# START OF RECORD SET

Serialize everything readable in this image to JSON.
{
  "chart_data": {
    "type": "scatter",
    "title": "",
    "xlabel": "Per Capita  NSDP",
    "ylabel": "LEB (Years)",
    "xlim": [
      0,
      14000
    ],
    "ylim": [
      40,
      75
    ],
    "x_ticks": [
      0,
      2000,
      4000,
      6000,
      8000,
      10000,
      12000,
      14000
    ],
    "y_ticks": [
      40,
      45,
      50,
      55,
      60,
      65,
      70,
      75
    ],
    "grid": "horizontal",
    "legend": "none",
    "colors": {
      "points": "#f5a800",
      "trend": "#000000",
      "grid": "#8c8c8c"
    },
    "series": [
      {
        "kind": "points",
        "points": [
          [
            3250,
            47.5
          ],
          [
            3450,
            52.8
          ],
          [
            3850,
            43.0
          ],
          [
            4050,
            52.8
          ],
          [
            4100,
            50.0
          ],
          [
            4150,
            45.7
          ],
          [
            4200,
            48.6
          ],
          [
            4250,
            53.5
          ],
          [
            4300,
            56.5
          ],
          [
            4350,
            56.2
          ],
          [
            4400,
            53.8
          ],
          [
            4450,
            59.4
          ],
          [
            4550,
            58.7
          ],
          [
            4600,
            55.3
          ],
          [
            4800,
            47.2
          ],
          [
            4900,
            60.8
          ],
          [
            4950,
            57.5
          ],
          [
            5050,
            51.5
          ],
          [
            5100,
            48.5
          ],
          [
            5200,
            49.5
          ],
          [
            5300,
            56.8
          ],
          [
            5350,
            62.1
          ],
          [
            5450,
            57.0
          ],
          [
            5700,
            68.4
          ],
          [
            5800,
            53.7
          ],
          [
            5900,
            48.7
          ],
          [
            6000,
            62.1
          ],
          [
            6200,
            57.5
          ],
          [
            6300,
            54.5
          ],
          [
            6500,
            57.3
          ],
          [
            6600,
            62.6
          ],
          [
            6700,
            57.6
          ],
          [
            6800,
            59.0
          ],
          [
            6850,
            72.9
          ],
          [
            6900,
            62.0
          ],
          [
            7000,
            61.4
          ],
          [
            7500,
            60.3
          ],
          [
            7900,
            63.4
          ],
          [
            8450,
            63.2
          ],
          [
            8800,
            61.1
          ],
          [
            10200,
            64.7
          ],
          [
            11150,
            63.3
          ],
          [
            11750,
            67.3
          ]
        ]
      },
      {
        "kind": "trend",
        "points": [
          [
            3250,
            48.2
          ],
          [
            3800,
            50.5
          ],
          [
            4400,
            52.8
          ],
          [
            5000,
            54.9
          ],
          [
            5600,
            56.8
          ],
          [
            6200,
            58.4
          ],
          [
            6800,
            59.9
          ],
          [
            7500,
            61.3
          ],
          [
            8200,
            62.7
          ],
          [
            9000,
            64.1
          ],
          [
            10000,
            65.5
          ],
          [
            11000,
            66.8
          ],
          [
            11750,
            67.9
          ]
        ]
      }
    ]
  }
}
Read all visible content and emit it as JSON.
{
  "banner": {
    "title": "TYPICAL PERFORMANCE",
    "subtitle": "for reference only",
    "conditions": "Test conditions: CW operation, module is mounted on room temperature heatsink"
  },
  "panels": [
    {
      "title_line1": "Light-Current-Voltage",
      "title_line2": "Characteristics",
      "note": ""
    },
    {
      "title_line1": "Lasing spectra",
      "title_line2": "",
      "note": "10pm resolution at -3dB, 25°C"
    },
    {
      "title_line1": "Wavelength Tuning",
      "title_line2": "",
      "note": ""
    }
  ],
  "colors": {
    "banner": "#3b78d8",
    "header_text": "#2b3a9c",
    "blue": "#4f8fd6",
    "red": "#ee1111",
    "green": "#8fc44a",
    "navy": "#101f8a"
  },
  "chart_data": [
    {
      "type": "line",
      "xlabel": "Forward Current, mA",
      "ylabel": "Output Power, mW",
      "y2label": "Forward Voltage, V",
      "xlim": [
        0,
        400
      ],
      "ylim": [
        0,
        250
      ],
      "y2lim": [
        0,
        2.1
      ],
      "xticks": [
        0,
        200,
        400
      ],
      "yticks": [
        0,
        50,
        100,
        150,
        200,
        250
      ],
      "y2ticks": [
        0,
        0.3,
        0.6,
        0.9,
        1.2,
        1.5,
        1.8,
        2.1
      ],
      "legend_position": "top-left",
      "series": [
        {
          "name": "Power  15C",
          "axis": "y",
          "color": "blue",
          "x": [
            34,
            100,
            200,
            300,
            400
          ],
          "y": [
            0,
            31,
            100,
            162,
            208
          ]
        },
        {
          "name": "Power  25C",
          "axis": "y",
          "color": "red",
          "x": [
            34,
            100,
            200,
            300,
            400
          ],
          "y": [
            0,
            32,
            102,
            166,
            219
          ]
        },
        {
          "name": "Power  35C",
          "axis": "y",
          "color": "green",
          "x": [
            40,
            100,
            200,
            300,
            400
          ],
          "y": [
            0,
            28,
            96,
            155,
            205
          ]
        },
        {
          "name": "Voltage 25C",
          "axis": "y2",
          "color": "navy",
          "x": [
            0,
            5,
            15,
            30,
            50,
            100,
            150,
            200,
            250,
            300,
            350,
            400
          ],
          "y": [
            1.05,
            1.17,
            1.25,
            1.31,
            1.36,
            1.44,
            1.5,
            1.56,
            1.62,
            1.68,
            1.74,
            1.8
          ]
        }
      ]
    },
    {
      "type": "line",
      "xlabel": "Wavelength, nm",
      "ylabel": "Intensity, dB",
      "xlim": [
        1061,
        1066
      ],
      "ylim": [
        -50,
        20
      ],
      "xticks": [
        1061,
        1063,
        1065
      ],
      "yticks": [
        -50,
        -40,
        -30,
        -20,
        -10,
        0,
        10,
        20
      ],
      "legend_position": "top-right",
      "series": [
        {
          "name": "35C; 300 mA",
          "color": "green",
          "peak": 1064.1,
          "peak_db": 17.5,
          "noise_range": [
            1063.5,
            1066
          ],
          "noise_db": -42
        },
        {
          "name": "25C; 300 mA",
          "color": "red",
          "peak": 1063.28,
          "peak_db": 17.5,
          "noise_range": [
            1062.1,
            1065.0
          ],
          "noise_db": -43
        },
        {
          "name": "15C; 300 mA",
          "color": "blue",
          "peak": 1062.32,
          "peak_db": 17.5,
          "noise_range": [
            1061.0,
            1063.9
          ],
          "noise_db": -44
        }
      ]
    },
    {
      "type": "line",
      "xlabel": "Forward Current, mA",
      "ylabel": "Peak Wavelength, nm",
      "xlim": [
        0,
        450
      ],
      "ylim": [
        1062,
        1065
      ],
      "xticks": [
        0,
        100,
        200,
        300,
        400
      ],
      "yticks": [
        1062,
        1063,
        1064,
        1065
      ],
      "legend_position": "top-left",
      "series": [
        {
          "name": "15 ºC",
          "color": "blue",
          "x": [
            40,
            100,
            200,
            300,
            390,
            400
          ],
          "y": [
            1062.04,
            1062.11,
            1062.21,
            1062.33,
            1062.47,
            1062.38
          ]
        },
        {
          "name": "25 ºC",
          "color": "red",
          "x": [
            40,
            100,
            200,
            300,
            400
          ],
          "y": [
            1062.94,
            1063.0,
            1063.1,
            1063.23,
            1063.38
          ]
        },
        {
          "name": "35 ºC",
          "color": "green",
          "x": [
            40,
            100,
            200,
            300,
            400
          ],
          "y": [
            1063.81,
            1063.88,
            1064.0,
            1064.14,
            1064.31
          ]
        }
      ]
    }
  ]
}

# END OF RECORD SET

WHAT TO WORK ON:
Copy all the lines, exactly.

CORRECT ANSWER:
Serialize everything readable in this image to JSON.
{
  "chart_data": {
    "type": "scatter",
    "title": "",
    "xlabel": "Per Capita  NSDP",
    "ylabel": "LEB (Years)",
    "xlim": [
      0,
      14000
    ],
    "ylim": [
      40,
      75
    ],
    "x_ticks": [
      0,
      2000,
      4000,
      6000,
      8000,
      10000,
      12000,
      14000
    ],
    "y_ticks": [
      40,
      45,
      50,
      55,
      60,
      65,
      70,
      75
    ],
    "grid": "horizontal",
    "legend": "none",
    "colors": {
      "points": "#f5a800",
      "trend": "#000000",
      "grid": "#8c8c8c"
    },
    "series": [
      {
        "kind": "points",
        "points": [
          [
            3250,
            47.5
          ],
          [
            3450,
            52.8
          ],
          [
            3850,
            43.0
          ],
          [
            4050,
            52.8
          ],
          [
            4100,
            50.0
          ],
          [
            4150,
            45.7
          ],
          [
            4200,
            48.6
          ],
          [
            4250,
            53.5
          ],
          [
            4300,
            56.5
          ],
          [
            4350,
            56.2
          ],
          [
            4400,
            53.8
          ],
          [
            4450,
            59.4
          ],
          [
            4550,
            58.7
          ],
          [
            4600,
            55.3
          ],
          [
            4800,
            47.2
          ],
          [
            4900,
            60.8
          ],
          [
            4950,
            57.5
          ],
          [
            5050,
            51.5
          ],
          [
            5100,
            48.5
          ],
          [
            5200,
            49.5
          ],
          [
            5300,
            56.8
          ],
          [
            5350,
            62.1
          ],
          [
            5450,
            57.0
          ],
          [
            5700,
            68.4
          ],
          [
            5800,
            53.7
          ],
          [
            5900,
            48.7
          ],
          [
            6000,
            62.1
          ],
          [
            6200,
            57.5
          ],
          [
            6300,
            54.5
          ],
          [
            6500,
            57.3
          ],
          [
            6600,
            62.6
          ],
          [
            6700,
            57.6
          ],
          [
            6800,
            59.0
          ],
          [
            6850,
            72.9
          ],
          [
            6900,
            62.0
          ],
          [
            7000,
            61.4
          ],
          [
            7500,
            60.3
          ],
          [
            7900,
            63.4
          ],
          [
            8450,
            63.2
          ],
          [
            8800,
            61.1
          ],
          [
            10200,
            64.7
          ],
          [
            11150,
            63.3
          ],
          [
            11750,
            67.3
          ]
        ]
      },
      {
        "kind": "trend",
        "points": [
          [
            3250,
            48.2
          ],
          [
            3800,
            50.5
          ],
          [
            4400,
            52.8
          ],
          [
            5000,
            54.9
          ],
          [
            5600,
            56.8
          ],
          [
            6200,
            58.4
          ],
          [
            6800,
            59.9
          ],
          [
            7500,
            61.3
          ],
          [
            8200,
            62.7
          ],
          [
            9000,
            64.1
          ],
          [
            10000,
            65.5
          ],
          [
            11000,
            66.8
          ],
          [
            11750,
            67.9
          ]
        ]
      }
    ]
  }
}
Read all visible content and emit it as JSON.
{
  "banner": {
    "title": "TYPICAL PERFORMANCE",
    "subtitle": "for reference only",
    "conditions": "Test conditions: CW operation, module is mounted on room temperature heatsink"
  },
  "panels": [
    {
      "title_line1": "Light-Current-Voltage",
      "title_line2": "Characteristics",
      "note": ""
    },
    {
      "title_line1": "Lasing spectra",
      "title_line2": "",
      "note": "10pm resolution at -3dB, 25°C"
    },
    {
      "title_line1": "Wavelength Tuning",
      "title_line2": "",
      "note": ""
    }
  ],
  "colors": {
    "banner": "#3b78d8",
    "header_text": "#2b3a9c",
    "blue": "#4f8fd6",
    "red": "#ee1111",
    "green": "#8fc44a",
    "navy": "#101f8a"
  },
  "chart_data": [
    {
      "type": "line",
      "xlabel": "Forward Current, mA",
      "ylabel": "Output Power, mW",
      "y2label": "Forward Voltage, V",
      "xlim": [
        0,
        400
      ],
      "ylim": [
        0,
        250
      ],
      "y2lim": [
        0,
        2.1
      ],
      "xticks": [
        0,
        200,
        400
      ],
      "yticks": [
        0,
        50,
        100,
        150,
        200,
        250
      ],
      "y2ticks": [
        0,
        0.3,
        0.6,
        0.9,
        1.2,
        1.5,
        1.8,
        2.1
      ],
      "legend_position": "top-left",
      "series": [
        {
          "name": "Power  15C",
          "axis": "y",
          "color": "blue",
          "x": [
            34,
            100,
            200,
            300,
            400
          ],
          "y": [
            0,
            31,
            100,
            162,
            208
          ]
        },
        {
          "name": "Power  25C",
          "axis": "y",
          "color": "red",
          "x": [
            34,
            100,
            200,
            300,
            400
          ],
          "y": [
            0,
            32,
            102,
            166,
            219
          ]
        },
        {
          "name": "Power  35C",
          "axis": "y",
          "color": "green",
          "x": [
            40,
            100,
            200,
            300,
            400
          ],
          "y": [
            0,
            28,
            96,
            155,
            205
          ]
        },
        {
          "name": "Voltage 25C",
          "axis": "y2",
          "color": "navy",
          "x": [
            0,
            5,
            15,
            30,
            50,
            100,
            150,
            200,
            250,
            300,
            350,
            400
          ],
          "y": [
            1.05,
            1.17,
            1.25,
            1.31,
            1.36,
            1.44,
            1.5,
            1.56,
            1.62,
            1.68,
            1.74,
            1.8
          ]
        }
      ]
    },
    {
      "type": "line",
      "xlabel": "Wavelength, nm",
      "ylabel": "Intensity, dB",
      "xlim": [
        1061,
        1066
      ],
      "ylim": [
        -50,
        20
      ],
      "xticks": [
        1061,
        1063,
        1065
      ],
      "yticks": [
        -50,
        -40,
        -30,
        -20,
        -10,
        0,
        10,
        20
      ],
      "legend_position": "top-right",
      "series": [
        {
          "name": "35C; 300 mA",
          "color": "green",
          "peak": 1064.1,
          "peak_db": 17.5,
          "noise_range": [
            1063.5,
            1066
          ],
          "noise_db": -42
        },
        {
          "name": "25C; 300 mA",
          "color": "red",
          "peak": 1063.28,
          "peak_db": 17.5,
          "noise_range": [
            1062.1,
            1065.0
          ],
          "noise_db": -43
        },
        {
          "name": "15C; 300 mA",
          "color": "blue",
          "peak": 1062.32,
          "peak_db": 17.5,
          "noise_range": [
            1061.0,
            1063.9
          ],
          "noise_db": -44
        }
      ]
    },
    {
      "type": "line",
      "xlabel": "Forward Current, mA",
      "ylabel": "Peak Wavelength, nm",
      "xlim": [
        0,
        450
      ],
      "ylim": [
        1062,
        1065
      ],
      "xticks": [
        0,
        100,
        200,
        300,
        400
      ],
      "yticks": [
        1062,
        1063,
        1064,
        1065
      ],
      "legend_position": "top-left",
      "series": [
        {
          "name": "15 ºC",
          "color": "blue",
          "x": [
            40,
            100,
            200,
            300,
            390,
            400
          ],
          "y": [
            1062.04,
            1062.11,
            1062.21,
            1062.33,
            1062.47,
            1062.38
          ]
        },
        {
          "name": "25 ºC",
          "color": "red",
          "x": [
            40,
            100,
            200,
            300,
            400
          ],
          "y": [
            1062.94,
            1063.0,
            1063.1,
            1063.23,
            1063.38
          ]
        },
        {
          "name": "35 ºC",
          "color": "green",
          "x": [
            40,
            100,
            200,
            300,
            400
          ],
          "y": [
            1063.81,
            1063.88,
            1064.0,
            1064.14,
            1064.31
          ]
        }
      ]
    }
  ]
}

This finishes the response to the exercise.